DO THIS =
Copy out every line in the entries below that includes "المصرية".

DATA SUPPLIED =
================
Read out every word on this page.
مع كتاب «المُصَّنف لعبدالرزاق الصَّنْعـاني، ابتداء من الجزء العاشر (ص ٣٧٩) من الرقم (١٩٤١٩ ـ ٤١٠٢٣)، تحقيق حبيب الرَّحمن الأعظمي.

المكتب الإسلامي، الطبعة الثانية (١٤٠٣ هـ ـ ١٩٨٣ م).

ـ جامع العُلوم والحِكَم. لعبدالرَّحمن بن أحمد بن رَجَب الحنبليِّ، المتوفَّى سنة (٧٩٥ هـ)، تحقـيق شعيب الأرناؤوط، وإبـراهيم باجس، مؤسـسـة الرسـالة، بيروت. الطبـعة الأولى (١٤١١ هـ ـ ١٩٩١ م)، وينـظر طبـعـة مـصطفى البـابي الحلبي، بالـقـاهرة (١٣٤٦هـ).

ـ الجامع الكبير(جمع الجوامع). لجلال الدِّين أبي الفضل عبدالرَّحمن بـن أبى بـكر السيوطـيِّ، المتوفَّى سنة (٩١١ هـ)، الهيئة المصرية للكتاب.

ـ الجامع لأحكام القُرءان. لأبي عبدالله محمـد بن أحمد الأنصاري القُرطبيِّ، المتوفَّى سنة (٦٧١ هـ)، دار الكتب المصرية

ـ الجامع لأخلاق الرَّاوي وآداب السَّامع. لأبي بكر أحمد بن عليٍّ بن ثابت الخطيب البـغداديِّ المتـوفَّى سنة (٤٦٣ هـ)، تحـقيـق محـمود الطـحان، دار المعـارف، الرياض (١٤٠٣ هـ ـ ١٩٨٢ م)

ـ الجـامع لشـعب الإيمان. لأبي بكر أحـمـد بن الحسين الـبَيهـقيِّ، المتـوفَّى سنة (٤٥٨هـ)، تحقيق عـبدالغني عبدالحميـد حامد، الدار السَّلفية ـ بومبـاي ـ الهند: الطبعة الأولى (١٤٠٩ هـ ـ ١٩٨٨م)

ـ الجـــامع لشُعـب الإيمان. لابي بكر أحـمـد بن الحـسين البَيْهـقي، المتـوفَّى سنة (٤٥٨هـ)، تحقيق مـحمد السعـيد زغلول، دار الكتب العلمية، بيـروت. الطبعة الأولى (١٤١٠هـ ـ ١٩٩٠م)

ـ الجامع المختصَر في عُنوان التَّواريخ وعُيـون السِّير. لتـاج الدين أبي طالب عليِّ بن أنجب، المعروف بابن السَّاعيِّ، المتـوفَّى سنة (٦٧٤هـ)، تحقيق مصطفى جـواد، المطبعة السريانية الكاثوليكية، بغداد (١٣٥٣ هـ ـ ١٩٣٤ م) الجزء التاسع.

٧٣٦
================
WRITTEN ANSWER =
ـ الجامع الكبير(جمع الجوامع). لجلال الدِّين أبي الفضل عبدالرَّحمن بـن أبى بـكر السيوطـيِّ، المتوفَّى سنة (٩١١ هـ)، الهيئة المصرية للكتاب.
ـ الجامع لأحكام القُرءان. لأبي عبدالله محمـد بن أحمد الأنصاري القُرطبيِّ، المتوفَّى سنة (٦٧١ هـ)، دار الكتب المصرية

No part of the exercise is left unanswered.